◆ Direction ◆
From the entries below, pull out each line where "prior" appears.

◆ Data entries ◆
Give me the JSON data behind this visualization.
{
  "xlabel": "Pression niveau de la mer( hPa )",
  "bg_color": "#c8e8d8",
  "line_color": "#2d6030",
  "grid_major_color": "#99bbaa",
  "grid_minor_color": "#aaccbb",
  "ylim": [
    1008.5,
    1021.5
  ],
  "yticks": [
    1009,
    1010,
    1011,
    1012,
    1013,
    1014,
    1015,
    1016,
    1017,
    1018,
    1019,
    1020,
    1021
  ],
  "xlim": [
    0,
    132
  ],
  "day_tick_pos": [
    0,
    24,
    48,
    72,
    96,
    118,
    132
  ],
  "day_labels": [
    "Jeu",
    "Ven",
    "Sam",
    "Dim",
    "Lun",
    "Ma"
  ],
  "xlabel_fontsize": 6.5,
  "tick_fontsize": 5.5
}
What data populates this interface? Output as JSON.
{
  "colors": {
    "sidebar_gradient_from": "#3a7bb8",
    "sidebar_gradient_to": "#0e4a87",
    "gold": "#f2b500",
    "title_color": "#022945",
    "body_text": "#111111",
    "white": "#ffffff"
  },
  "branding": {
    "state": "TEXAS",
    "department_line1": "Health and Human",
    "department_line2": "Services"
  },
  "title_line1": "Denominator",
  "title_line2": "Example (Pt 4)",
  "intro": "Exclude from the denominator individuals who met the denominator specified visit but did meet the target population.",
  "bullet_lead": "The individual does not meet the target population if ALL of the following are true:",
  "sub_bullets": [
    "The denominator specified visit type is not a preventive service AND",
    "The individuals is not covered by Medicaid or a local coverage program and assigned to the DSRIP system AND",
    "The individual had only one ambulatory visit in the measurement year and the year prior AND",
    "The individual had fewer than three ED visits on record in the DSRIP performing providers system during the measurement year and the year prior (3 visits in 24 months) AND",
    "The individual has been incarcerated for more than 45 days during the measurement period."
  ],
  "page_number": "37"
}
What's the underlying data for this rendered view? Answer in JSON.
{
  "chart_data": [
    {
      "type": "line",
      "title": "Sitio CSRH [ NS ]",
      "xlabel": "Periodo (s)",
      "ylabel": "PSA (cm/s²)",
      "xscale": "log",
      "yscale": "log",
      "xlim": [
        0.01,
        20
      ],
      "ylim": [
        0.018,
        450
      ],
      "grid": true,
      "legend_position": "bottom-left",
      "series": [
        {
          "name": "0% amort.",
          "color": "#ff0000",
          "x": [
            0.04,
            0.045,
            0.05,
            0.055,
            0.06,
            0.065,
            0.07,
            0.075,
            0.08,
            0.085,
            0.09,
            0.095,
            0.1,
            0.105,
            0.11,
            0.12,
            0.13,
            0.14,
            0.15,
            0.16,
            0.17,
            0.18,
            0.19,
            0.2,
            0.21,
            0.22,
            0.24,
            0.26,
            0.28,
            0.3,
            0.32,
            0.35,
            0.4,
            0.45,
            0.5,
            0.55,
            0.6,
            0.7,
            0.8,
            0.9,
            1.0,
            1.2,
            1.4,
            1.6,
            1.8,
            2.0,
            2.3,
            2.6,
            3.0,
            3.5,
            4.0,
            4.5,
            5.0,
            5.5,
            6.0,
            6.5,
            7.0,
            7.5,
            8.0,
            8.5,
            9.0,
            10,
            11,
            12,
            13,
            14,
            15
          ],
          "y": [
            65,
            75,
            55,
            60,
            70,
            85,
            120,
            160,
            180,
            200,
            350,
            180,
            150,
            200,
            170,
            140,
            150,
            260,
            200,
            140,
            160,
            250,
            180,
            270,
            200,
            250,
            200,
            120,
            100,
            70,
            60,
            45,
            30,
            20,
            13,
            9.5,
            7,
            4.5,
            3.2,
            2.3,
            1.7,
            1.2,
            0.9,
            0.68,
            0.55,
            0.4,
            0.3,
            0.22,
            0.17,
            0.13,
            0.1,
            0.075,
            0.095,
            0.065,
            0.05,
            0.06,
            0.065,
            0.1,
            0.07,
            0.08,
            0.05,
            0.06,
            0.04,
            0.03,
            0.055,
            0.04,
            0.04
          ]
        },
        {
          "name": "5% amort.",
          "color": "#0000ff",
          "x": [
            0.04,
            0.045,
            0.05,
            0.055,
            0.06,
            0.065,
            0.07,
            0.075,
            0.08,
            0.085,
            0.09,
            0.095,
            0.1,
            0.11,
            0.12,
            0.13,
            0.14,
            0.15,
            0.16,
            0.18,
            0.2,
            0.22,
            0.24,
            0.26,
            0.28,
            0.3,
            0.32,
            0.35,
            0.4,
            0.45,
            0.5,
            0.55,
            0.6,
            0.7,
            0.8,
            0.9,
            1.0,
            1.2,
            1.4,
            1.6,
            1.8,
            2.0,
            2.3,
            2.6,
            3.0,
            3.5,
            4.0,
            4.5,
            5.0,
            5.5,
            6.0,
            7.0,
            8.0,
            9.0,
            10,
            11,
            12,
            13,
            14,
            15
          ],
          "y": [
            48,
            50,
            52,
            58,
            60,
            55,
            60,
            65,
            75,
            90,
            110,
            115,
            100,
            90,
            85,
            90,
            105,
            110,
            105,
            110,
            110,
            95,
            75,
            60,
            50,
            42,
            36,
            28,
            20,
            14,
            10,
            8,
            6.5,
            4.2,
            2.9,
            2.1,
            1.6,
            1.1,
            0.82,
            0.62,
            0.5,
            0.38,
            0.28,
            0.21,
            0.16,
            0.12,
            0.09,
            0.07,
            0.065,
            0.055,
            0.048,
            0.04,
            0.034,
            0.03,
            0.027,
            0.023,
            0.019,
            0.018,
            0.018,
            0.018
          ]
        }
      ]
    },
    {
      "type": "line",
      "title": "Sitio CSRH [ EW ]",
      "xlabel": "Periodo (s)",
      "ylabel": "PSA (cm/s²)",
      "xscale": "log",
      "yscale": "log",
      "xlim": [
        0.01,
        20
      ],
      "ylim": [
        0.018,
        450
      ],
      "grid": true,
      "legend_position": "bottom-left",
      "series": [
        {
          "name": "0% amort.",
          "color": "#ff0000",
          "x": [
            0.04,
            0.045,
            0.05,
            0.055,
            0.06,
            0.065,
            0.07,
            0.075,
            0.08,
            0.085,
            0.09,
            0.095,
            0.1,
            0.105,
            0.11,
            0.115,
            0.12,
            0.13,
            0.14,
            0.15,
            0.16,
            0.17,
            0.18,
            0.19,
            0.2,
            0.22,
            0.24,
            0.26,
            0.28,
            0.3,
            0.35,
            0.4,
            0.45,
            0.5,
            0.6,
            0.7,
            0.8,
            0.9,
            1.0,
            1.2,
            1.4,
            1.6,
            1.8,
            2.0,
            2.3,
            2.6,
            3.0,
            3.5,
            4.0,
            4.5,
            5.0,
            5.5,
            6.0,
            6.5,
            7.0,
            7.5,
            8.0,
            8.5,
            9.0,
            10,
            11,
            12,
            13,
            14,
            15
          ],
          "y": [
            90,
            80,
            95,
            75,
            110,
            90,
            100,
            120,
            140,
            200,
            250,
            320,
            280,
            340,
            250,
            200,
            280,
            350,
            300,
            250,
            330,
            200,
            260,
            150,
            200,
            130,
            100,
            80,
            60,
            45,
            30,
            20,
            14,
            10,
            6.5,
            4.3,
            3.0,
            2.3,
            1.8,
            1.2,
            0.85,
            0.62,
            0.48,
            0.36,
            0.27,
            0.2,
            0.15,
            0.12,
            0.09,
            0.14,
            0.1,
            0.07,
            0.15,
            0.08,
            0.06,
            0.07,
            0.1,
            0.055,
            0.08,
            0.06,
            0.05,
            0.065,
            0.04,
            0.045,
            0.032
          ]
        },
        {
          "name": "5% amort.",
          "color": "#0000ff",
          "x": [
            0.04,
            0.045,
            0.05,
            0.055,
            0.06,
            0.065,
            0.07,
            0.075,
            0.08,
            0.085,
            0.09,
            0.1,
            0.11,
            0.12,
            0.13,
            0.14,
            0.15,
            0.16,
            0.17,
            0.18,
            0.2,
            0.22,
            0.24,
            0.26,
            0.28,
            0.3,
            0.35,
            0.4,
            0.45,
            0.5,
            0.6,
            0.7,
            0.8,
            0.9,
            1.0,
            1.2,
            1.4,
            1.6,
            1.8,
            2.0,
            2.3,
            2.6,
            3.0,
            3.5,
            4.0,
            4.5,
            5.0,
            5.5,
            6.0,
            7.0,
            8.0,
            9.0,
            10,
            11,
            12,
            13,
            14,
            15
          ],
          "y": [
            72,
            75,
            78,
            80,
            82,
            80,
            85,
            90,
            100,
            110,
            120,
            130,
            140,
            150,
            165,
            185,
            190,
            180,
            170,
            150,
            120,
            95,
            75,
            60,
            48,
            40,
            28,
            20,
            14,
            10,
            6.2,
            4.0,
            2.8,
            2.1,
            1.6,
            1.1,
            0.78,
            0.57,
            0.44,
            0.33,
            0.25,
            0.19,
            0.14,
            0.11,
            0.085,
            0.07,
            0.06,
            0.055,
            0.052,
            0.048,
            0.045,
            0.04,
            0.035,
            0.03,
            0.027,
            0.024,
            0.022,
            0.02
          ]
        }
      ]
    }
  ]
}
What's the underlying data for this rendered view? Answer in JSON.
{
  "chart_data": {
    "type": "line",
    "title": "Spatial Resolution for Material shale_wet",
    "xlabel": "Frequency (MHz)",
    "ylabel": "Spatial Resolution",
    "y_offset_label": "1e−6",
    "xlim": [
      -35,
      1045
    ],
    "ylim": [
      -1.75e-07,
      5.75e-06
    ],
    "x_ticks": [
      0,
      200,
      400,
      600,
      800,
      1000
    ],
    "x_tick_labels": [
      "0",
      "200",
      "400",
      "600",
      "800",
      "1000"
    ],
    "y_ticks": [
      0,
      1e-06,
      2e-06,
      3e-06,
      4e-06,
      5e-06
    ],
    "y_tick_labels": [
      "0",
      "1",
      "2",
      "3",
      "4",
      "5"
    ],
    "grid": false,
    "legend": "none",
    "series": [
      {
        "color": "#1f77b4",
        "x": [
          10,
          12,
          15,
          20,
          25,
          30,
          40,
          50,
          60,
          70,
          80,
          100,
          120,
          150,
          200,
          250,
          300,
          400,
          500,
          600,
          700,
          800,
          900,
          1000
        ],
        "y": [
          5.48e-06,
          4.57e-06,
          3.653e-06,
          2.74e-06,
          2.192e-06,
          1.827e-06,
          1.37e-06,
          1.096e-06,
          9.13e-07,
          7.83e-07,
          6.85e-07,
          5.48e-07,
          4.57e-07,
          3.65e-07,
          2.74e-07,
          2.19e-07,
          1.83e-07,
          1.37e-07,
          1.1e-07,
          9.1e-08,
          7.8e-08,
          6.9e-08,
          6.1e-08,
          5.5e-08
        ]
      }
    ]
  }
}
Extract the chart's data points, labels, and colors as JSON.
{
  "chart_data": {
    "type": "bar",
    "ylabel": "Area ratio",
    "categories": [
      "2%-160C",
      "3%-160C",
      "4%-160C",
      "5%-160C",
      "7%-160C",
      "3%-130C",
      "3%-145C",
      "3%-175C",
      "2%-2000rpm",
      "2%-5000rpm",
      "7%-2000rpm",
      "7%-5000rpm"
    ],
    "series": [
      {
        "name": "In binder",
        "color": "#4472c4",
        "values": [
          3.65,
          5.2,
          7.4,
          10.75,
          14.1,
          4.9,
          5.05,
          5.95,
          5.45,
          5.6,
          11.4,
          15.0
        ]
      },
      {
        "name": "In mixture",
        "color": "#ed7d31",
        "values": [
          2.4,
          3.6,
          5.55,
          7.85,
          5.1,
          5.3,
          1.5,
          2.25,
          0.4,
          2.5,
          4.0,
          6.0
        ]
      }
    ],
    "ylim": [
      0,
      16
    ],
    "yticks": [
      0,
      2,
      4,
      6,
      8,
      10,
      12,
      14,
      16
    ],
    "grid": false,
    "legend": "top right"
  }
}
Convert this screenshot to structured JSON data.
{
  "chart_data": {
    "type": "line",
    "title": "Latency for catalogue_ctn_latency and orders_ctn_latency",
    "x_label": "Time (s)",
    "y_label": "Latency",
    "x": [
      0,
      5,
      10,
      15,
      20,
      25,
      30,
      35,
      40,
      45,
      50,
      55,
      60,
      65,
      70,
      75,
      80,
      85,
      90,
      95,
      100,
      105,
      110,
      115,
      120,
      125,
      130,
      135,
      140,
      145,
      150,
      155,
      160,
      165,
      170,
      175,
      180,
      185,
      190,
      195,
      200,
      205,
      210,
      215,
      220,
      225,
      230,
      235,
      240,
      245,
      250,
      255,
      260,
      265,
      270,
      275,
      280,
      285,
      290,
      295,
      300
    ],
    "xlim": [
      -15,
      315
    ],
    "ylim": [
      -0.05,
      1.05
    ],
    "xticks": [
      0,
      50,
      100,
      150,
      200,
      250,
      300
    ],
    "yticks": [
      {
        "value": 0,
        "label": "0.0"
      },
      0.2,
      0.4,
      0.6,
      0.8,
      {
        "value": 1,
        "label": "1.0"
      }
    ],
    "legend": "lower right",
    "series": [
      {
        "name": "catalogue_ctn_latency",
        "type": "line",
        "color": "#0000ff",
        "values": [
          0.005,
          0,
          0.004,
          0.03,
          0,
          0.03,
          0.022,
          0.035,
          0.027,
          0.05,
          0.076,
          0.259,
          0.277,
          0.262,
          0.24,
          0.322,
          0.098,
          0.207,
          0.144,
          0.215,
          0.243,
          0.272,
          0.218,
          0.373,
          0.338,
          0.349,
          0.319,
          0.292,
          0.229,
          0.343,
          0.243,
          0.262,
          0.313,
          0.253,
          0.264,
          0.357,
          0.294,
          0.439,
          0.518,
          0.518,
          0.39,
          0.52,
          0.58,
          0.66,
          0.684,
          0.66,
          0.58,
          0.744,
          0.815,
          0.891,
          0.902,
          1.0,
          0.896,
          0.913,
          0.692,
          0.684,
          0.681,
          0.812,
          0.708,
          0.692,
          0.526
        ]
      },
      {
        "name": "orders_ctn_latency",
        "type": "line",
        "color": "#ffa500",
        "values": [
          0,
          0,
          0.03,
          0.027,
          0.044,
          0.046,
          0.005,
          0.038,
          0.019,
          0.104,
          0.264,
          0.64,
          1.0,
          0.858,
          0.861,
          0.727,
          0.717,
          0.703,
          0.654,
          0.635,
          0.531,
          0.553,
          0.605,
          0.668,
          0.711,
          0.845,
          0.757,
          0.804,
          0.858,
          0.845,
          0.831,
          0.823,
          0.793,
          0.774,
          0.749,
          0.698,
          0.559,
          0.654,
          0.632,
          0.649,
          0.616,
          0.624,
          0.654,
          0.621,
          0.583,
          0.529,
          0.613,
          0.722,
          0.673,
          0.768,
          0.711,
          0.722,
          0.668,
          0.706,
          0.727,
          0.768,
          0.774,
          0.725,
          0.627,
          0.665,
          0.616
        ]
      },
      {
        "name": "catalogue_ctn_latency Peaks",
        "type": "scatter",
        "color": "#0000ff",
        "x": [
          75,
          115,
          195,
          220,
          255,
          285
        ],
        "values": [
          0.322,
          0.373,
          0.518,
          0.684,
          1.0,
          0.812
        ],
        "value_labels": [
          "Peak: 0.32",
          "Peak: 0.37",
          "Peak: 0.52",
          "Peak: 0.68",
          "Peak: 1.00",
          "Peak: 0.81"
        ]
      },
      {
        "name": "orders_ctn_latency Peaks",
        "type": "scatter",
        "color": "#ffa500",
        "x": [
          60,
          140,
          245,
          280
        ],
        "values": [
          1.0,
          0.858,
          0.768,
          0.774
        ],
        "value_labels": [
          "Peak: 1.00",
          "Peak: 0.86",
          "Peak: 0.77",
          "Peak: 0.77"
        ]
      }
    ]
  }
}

◆ The output ◆
    "The individual had only one ambulatory visit in the measurement year and the year prior AND",
    "The individual had fewer than three ED visits on record in the DSRIP performing providers system during the measurement year and the year prior (3 visits in 24 months) AND",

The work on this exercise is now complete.